● **TASK DESCRIPTION**
In the entries below, find the lines with the word "marker" and copy them.

● **MATERIAL FOR THE TASK**
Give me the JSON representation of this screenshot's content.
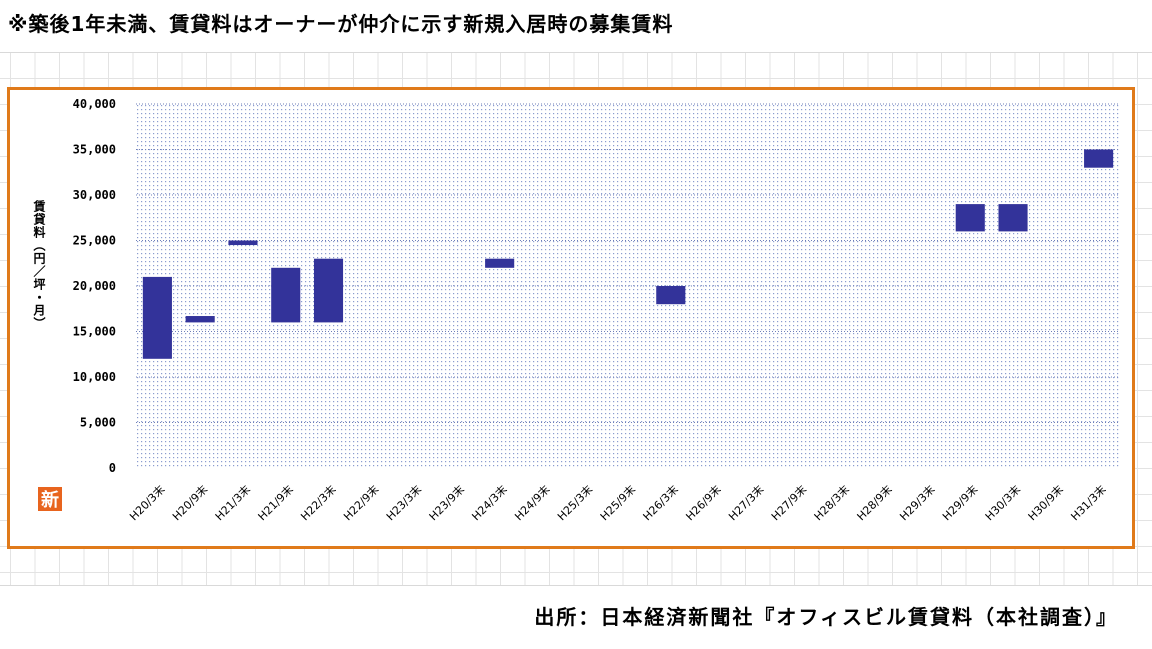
{
  "note": "※築後1年未満、賃貸料はオーナーが仲介に示す新規入居時の募集賃料",
  "source": "出所：日本経済新聞社『オフィスビル賃貸料（本社調査）』",
  "badge": "新",
  "colors": {
    "bar": "#33339a",
    "frame": "#e07a1a",
    "plot_dots": "#8a9ccf"
  },
  "chart_data": {
    "type": "bar",
    "subtype": "floating-range",
    "title": "",
    "ylabel": "賃貸料（円／坪・月）",
    "xlabel": "",
    "ylim": [
      0,
      40000
    ],
    "yticks": [
      0,
      5000,
      10000,
      15000,
      20000,
      25000,
      30000,
      35000,
      40000
    ],
    "ytick_labels": [
      "0",
      "5,000",
      "10,000",
      "15,000",
      "20,000",
      "25,000",
      "30,000",
      "35,000",
      "40,000"
    ],
    "grid": true,
    "categories": [
      "H20/3末",
      "H20/9末",
      "H21/3末",
      "H21/9末",
      "H22/3末",
      "H22/9末",
      "H23/3末",
      "H23/9末",
      "H24/3末",
      "H24/9末",
      "H25/3末",
      "H25/9末",
      "H26/3末",
      "H26/9末",
      "H27/3末",
      "H27/9末",
      "H28/3末",
      "H28/9末",
      "H29/3末",
      "H29/9末",
      "H30/3末",
      "H30/9末",
      "H31/3末"
    ],
    "low": [
      12000,
      16000,
      24500,
      16000,
      16000,
      null,
      null,
      null,
      22000,
      null,
      null,
      null,
      18000,
      null,
      null,
      null,
      null,
      null,
      null,
      26000,
      26000,
      null,
      33000
    ],
    "high": [
      21000,
      16700,
      25000,
      22000,
      23000,
      null,
      null,
      null,
      23000,
      null,
      null,
      null,
      20000,
      null,
      null,
      null,
      null,
      null,
      null,
      29000,
      29000,
      null,
      35000
    ]
  }
}
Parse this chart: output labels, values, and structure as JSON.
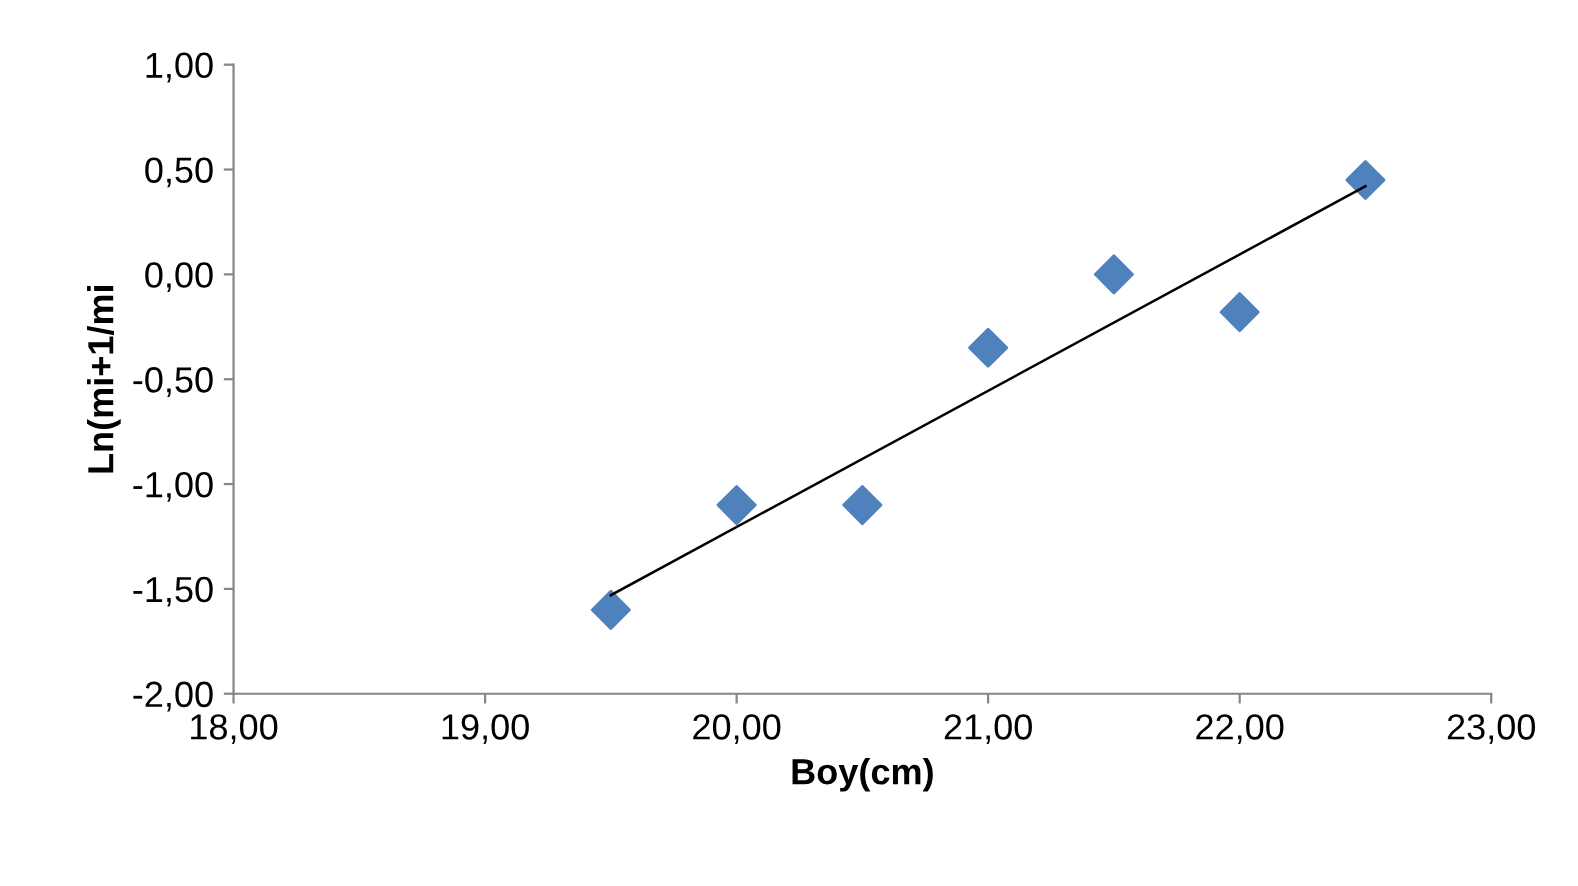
{
  "chart_data": {
    "type": "scatter",
    "xlabel": "Boy(cm)",
    "ylabel": "Ln(mi+1/mi",
    "marker": "diamond",
    "grid": false,
    "legend": false,
    "x": [
      19.5,
      20.0,
      20.5,
      21.0,
      21.5,
      22.0,
      22.5
    ],
    "series": [
      {
        "color": "#4f81bd",
        "values": [
          -1.6,
          -1.1,
          -1.1,
          -0.35,
          0.0,
          -0.18,
          0.45
        ]
      },
      {
        "type": "line",
        "color": "#000000",
        "marker": "none",
        "line_style": "solid",
        "x": [
          19.5,
          22.5
        ],
        "values": [
          -1.53,
          0.42
        ]
      }
    ],
    "xlim": [
      18,
      23
    ],
    "xticks": [
      {
        "value": 18,
        "label": "18,00"
      },
      {
        "value": 19,
        "label": "19,00"
      },
      {
        "value": 20,
        "label": "20,00"
      },
      {
        "value": 21,
        "label": "21,00"
      },
      {
        "value": 22,
        "label": "22,00"
      },
      {
        "value": 23,
        "label": "23,00"
      }
    ],
    "ylim": [
      -2,
      1
    ],
    "yticks": [
      {
        "value": -2,
        "label": "-2,00"
      },
      {
        "value": -1.5,
        "label": "-1,50"
      },
      {
        "value": -1,
        "label": "-1,00"
      },
      {
        "value": -0.5,
        "label": "-0,50"
      },
      {
        "value": 0,
        "label": "0,00"
      },
      {
        "value": 0.5,
        "label": "0,50"
      },
      {
        "value": 1,
        "label": "1,00"
      }
    ]
  }
}
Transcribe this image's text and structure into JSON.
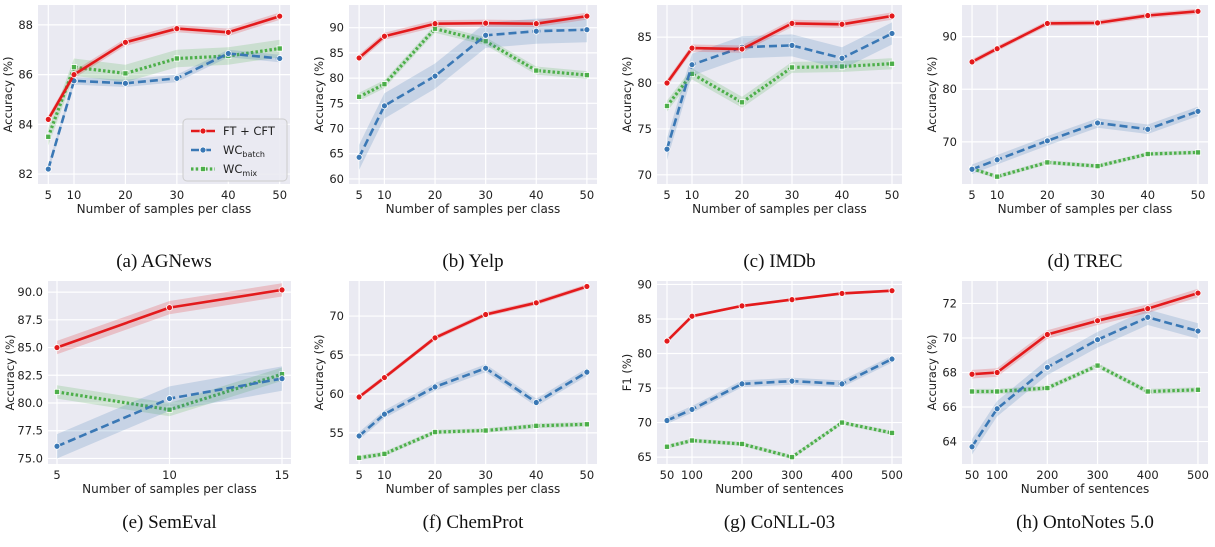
{
  "legend": {
    "entries": [
      {
        "label": "FT + CFT",
        "sub": "",
        "color": "#e31a1c",
        "style": "solid",
        "marker": "circle"
      },
      {
        "label": "WC",
        "sub": "batch",
        "color": "#3a78b5",
        "style": "dashed",
        "marker": "circle"
      },
      {
        "label": "WC",
        "sub": "mix",
        "color": "#4daf4a",
        "style": "dotted",
        "marker": "square"
      }
    ]
  },
  "chart_data": [
    {
      "type": "line",
      "caption": "(a) AGNews",
      "xlabel": "Number of samples per class",
      "ylabel": "Accuracy (%)",
      "x": [
        5,
        10,
        20,
        30,
        40,
        50
      ],
      "x_ticks": [
        "5",
        "10",
        "20",
        "30",
        "40",
        "50"
      ],
      "xlim": [
        3,
        52
      ],
      "ylim": [
        81.6,
        88.8
      ],
      "y_ticks": [
        82,
        84,
        86,
        88
      ],
      "y_tick_labels": [
        "82",
        "84",
        "86",
        "88"
      ],
      "grid": true,
      "legend_position": "lower-right",
      "series": [
        {
          "name": "FT + CFT",
          "values": [
            84.2,
            86.0,
            87.3,
            87.85,
            87.7,
            88.35
          ],
          "band": 0.15
        },
        {
          "name": "WCbatch",
          "values": [
            82.2,
            85.75,
            85.65,
            85.85,
            86.85,
            86.65
          ],
          "band": 0.15
        },
        {
          "name": "WCmix",
          "values": [
            83.5,
            86.3,
            86.05,
            86.65,
            86.75,
            87.05
          ],
          "band": 0.35
        }
      ]
    },
    {
      "type": "line",
      "caption": "(b) Yelp",
      "xlabel": "Number of samples per class",
      "ylabel": "Accuracy (%)",
      "x": [
        5,
        10,
        20,
        30,
        40,
        50
      ],
      "x_ticks": [
        "5",
        "10",
        "20",
        "30",
        "40",
        "50"
      ],
      "xlim": [
        3,
        52
      ],
      "ylim": [
        59,
        94.5
      ],
      "y_ticks": [
        60,
        65,
        70,
        75,
        80,
        85,
        90
      ],
      "y_tick_labels": [
        "60",
        "65",
        "70",
        "75",
        "80",
        "85",
        "90"
      ],
      "grid": true,
      "series": [
        {
          "name": "FT + CFT",
          "values": [
            84.0,
            88.3,
            90.8,
            90.9,
            90.8,
            92.3
          ],
          "band": 0.7
        },
        {
          "name": "WCbatch",
          "values": [
            64.3,
            74.5,
            80.4,
            88.5,
            89.3,
            89.6
          ],
          "band": 2.5
        },
        {
          "name": "WCmix",
          "values": [
            76.3,
            78.8,
            89.8,
            87.3,
            81.5,
            80.6
          ],
          "band": 0.8
        }
      ]
    },
    {
      "type": "line",
      "caption": "(c) IMDb",
      "xlabel": "Number of samples per class",
      "ylabel": "Accuracy (%)",
      "x": [
        5,
        10,
        20,
        30,
        40,
        50
      ],
      "x_ticks": [
        "5",
        "10",
        "20",
        "30",
        "40",
        "50"
      ],
      "xlim": [
        3,
        52
      ],
      "ylim": [
        69,
        88.5
      ],
      "y_ticks": [
        70,
        75,
        80,
        85
      ],
      "y_tick_labels": [
        "70",
        "75",
        "80",
        "85"
      ],
      "grid": true,
      "series": [
        {
          "name": "FT + CFT",
          "values": [
            80.0,
            83.8,
            83.7,
            86.5,
            86.4,
            87.3
          ],
          "band": 0.4
        },
        {
          "name": "WCbatch",
          "values": [
            72.8,
            82.0,
            83.9,
            84.1,
            82.7,
            85.4
          ],
          "band": 1.2
        },
        {
          "name": "WCmix",
          "values": [
            77.5,
            81.0,
            77.9,
            81.7,
            81.8,
            82.1
          ],
          "band": 0.6
        }
      ]
    },
    {
      "type": "line",
      "caption": "(d) TREC",
      "xlabel": "Number of samples per class",
      "ylabel": "Accuracy (%)",
      "x": [
        5,
        10,
        20,
        30,
        40,
        50
      ],
      "x_ticks": [
        "5",
        "10",
        "20",
        "30",
        "40",
        "50"
      ],
      "xlim": [
        3,
        52
      ],
      "ylim": [
        62,
        96
      ],
      "y_ticks": [
        70,
        80,
        90
      ],
      "y_tick_labels": [
        "70",
        "80",
        "90"
      ],
      "grid": true,
      "series": [
        {
          "name": "FT + CFT",
          "values": [
            85.2,
            87.7,
            92.5,
            92.6,
            94.0,
            94.8
          ],
          "band": 0.5
        },
        {
          "name": "WCbatch",
          "values": [
            64.8,
            66.6,
            70.2,
            73.6,
            72.4,
            75.8
          ],
          "band": 0.9
        },
        {
          "name": "WCmix",
          "values": [
            64.9,
            63.4,
            66.1,
            65.4,
            67.7,
            68.0
          ],
          "band": 0.4
        }
      ]
    },
    {
      "type": "line",
      "caption": "(e) SemEval",
      "xlabel": "Number of samples per class",
      "ylabel": "Accuracy (%)",
      "x": [
        5,
        10,
        15
      ],
      "x_ticks": [
        "5",
        "10",
        "15"
      ],
      "xlim": [
        4.6,
        15.4
      ],
      "ylim": [
        74.5,
        91.0
      ],
      "y_ticks": [
        75.0,
        77.5,
        80.0,
        82.5,
        85.0,
        87.5,
        90.0
      ],
      "y_tick_labels": [
        "75.0",
        "77.5",
        "80.0",
        "82.5",
        "85.0",
        "87.5",
        "90.0"
      ],
      "grid": true,
      "series": [
        {
          "name": "FT + CFT",
          "values": [
            85.0,
            88.6,
            90.2
          ],
          "band": 0.6
        },
        {
          "name": "WCbatch",
          "values": [
            76.1,
            80.4,
            82.2
          ],
          "band": 1.1
        },
        {
          "name": "WCmix",
          "values": [
            81.0,
            79.4,
            82.6
          ],
          "band": 0.6
        }
      ]
    },
    {
      "type": "line",
      "caption": "(f) ChemProt",
      "xlabel": "Number of samples per class",
      "ylabel": "Accuracy (%)",
      "x": [
        5,
        10,
        20,
        30,
        40,
        50
      ],
      "x_ticks": [
        "5",
        "10",
        "20",
        "30",
        "40",
        "50"
      ],
      "xlim": [
        3,
        52
      ],
      "ylim": [
        51,
        74.5
      ],
      "y_ticks": [
        55,
        60,
        65,
        70
      ],
      "y_tick_labels": [
        "55",
        "60",
        "65",
        "70"
      ],
      "grid": true,
      "series": [
        {
          "name": "FT + CFT",
          "values": [
            59.6,
            62.1,
            67.2,
            70.2,
            71.7,
            73.8
          ],
          "band": 0.3
        },
        {
          "name": "WCbatch",
          "values": [
            54.6,
            57.4,
            60.9,
            63.3,
            58.9,
            62.8
          ],
          "band": 0.5
        },
        {
          "name": "WCmix",
          "values": [
            51.8,
            52.3,
            55.1,
            55.3,
            55.9,
            56.1
          ],
          "band": 0.3
        }
      ]
    },
    {
      "type": "line",
      "caption": "(g) CoNLL-03",
      "xlabel": "Number of sentences",
      "ylabel": "F1 (%)",
      "x": [
        50,
        100,
        200,
        300,
        400,
        500
      ],
      "x_ticks": [
        "50",
        "100",
        "200",
        "300",
        "400",
        "500"
      ],
      "xlim": [
        30,
        520
      ],
      "ylim": [
        64,
        90.5
      ],
      "y_ticks": [
        65,
        70,
        75,
        80,
        85,
        90
      ],
      "y_tick_labels": [
        "65",
        "70",
        "75",
        "80",
        "85",
        "90"
      ],
      "grid": true,
      "series": [
        {
          "name": "FT + CFT",
          "values": [
            81.8,
            85.4,
            86.9,
            87.8,
            88.7,
            89.1
          ],
          "band": 0.2
        },
        {
          "name": "WCbatch",
          "values": [
            70.3,
            71.9,
            75.6,
            76.0,
            75.6,
            79.2
          ],
          "band": 0.5
        },
        {
          "name": "WCmix",
          "values": [
            66.5,
            67.4,
            66.9,
            65.0,
            70.0,
            68.5
          ],
          "band": 0.3
        }
      ]
    },
    {
      "type": "line",
      "caption": "(h) OntoNotes 5.0",
      "xlabel": "Number of sentences",
      "ylabel": "Accuracy (%)",
      "x": [
        50,
        100,
        200,
        300,
        400,
        500
      ],
      "x_ticks": [
        "50",
        "100",
        "200",
        "300",
        "400",
        "500"
      ],
      "xlim": [
        30,
        520
      ],
      "ylim": [
        62.7,
        73.3
      ],
      "y_ticks": [
        64,
        66,
        68,
        70,
        72
      ],
      "y_tick_labels": [
        "64",
        "66",
        "68",
        "70",
        "72"
      ],
      "grid": true,
      "series": [
        {
          "name": "FT + CFT",
          "values": [
            67.9,
            68.0,
            70.2,
            71.0,
            71.7,
            72.6
          ],
          "band": 0.25
        },
        {
          "name": "WCbatch",
          "values": [
            63.7,
            65.9,
            68.3,
            69.9,
            71.2,
            70.4
          ],
          "band": 0.45
        },
        {
          "name": "WCmix",
          "values": [
            66.9,
            66.9,
            67.1,
            68.4,
            66.9,
            67.0
          ],
          "band": 0.15
        }
      ]
    }
  ]
}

● **PROBLEM SOLUTION**
    "marker": "diamond",
        "marker": "none",
        "marker": "circle"
        "marker": "circle"
        "marker": "square"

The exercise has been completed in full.